**Records shown**
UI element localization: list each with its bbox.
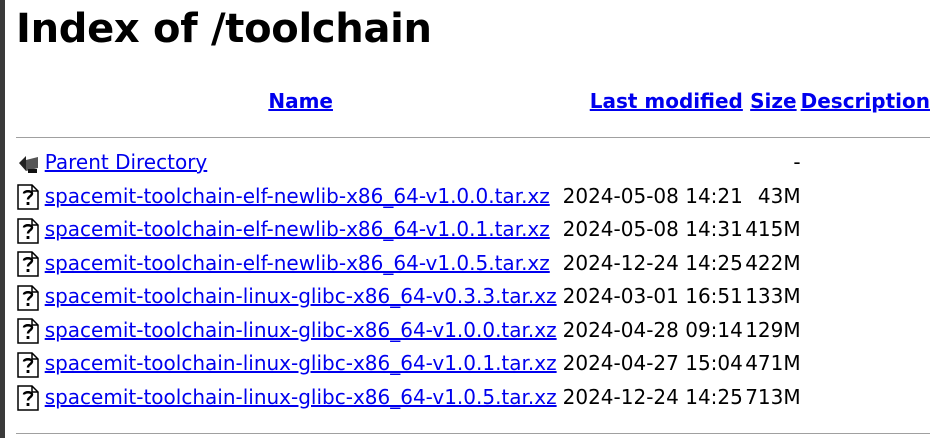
icon-cell [16,280,45,314]
unknown-file-icon [16,318,40,344]
description-cell [801,314,930,348]
unknown-file-icon [16,385,40,411]
name-cell: spacemit-toolchain-linux-glibc-x86_64-v0… [45,280,557,314]
name-cell: spacemit-toolchain-linux-glibc-x86_64-v1… [45,314,557,348]
sort-by-last-modified-link[interactable]: Last modified [590,89,743,113]
icon-cell [16,180,45,214]
name-cell: spacemit-toolchain-elf-newlib-x86_64-v1.… [45,180,557,214]
description-cell [801,381,930,415]
description-cell [801,146,930,180]
modified-cell: 2024-12-24 14:25 [562,250,743,275]
parent-directory-row: Parent Directory - [16,146,930,180]
file-link[interactable]: spacemit-toolchain-elf-newlib-x86_64-v1.… [45,217,550,241]
parent-directory-link[interactable]: Parent Directory [45,150,208,174]
name-cell: Parent Directory [45,146,557,180]
size-cell: 43M [757,183,801,208]
file-link[interactable]: spacemit-toolchain-elf-newlib-x86_64-v1.… [45,184,550,208]
modified-cell: 2024-12-24 14:25 [562,384,743,409]
size-cell: 471M [745,351,801,375]
file-row: spacemit-toolchain-elf-newlib-x86_64-v1.… [16,180,930,214]
size-cell: - [793,150,801,174]
file-listing-table: Name Last modified Size Description Pare… [16,84,930,442]
file-link[interactable]: spacemit-toolchain-linux-glibc-x86_64-v1… [45,318,557,342]
name-cell: spacemit-toolchain-linux-glibc-x86_64-v1… [45,381,557,415]
file-row: spacemit-toolchain-linux-glibc-x86_64-v1… [16,314,930,348]
separator-row [16,120,930,146]
icon-cell [16,146,45,180]
name-column-header: Name [45,84,557,120]
sort-by-description-link[interactable]: Description [801,89,930,113]
name-cell: spacemit-toolchain-elf-newlib-x86_64-v1.… [45,247,557,281]
description-column-header: Description [801,84,930,120]
window-edge [0,0,5,438]
size-cell: 133M [745,284,801,308]
file-link[interactable]: spacemit-toolchain-linux-glibc-x86_64-v1… [45,385,557,409]
modified-cell: 2024-03-01 16:51 [562,284,743,308]
bottom-separator [16,432,930,434]
description-cell [801,180,930,214]
header-row: Name Last modified Size Description [16,84,930,120]
description-cell [801,280,930,314]
page-title: Index of /toolchain [16,6,432,52]
file-row: spacemit-toolchain-linux-glibc-x86_64-v1… [16,347,930,381]
name-cell: spacemit-toolchain-elf-newlib-x86_64-v1.… [45,213,557,247]
modified-cell: 2024-04-28 09:14 [562,317,743,342]
icon-column-header [16,84,45,120]
file-link[interactable]: spacemit-toolchain-linux-glibc-x86_64-v0… [45,284,557,308]
size-cell: 129M [745,317,801,342]
description-cell [801,247,930,281]
icon-cell [16,247,45,281]
sort-by-size-link[interactable]: Size [750,89,796,113]
top-separator [16,136,930,138]
unknown-file-icon [16,284,40,311]
last-modified-column-header: Last modified [557,84,745,120]
file-row: spacemit-toolchain-linux-glibc-x86_64-v1… [16,381,930,415]
file-row: spacemit-toolchain-elf-newlib-x86_64-v1.… [16,213,930,247]
file-link[interactable]: spacemit-toolchain-linux-glibc-x86_64-v1… [45,351,557,375]
icon-cell [16,213,45,247]
icon-cell [16,381,45,415]
unknown-file-icon [16,217,40,244]
size-column-header: Size [745,84,801,120]
size-cell: 422M [745,250,801,275]
unknown-file-icon [16,251,40,277]
file-link[interactable]: spacemit-toolchain-elf-newlib-x86_64-v1.… [45,251,550,275]
modified-cell: 2024-04-27 15:04 [562,351,743,375]
icon-cell [16,347,45,381]
modified-cell: 2024-05-08 14:31 [562,217,743,241]
sort-by-name-link[interactable]: Name [268,89,333,113]
modified-cell [557,146,745,180]
description-cell [801,347,930,381]
name-cell: spacemit-toolchain-linux-glibc-x86_64-v1… [45,347,557,381]
back-folder-icon [16,151,40,177]
icon-cell [16,314,45,348]
description-cell [801,213,930,247]
file-row: spacemit-toolchain-linux-glibc-x86_64-v0… [16,280,930,314]
modified-cell: 2024-05-08 14:21 [562,183,743,208]
size-cell: 415M [745,217,801,241]
unknown-file-icon [16,351,40,378]
file-row: spacemit-toolchain-elf-newlib-x86_64-v1.… [16,247,930,281]
size-cell: 713M [745,384,801,409]
unknown-file-icon [16,184,40,210]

**What to work on**
Identify every line in the records above that contains the string "unknown", matching case exactly, and copy each of those lines.

**Complete answer**
unknown-file-icon [16,318,40,344]
unknown-file-icon [16,385,40,411]
unknown-file-icon [16,284,40,311]
unknown-file-icon [16,217,40,244]
unknown-file-icon [16,251,40,277]
unknown-file-icon [16,351,40,378]
unknown-file-icon [16,184,40,210]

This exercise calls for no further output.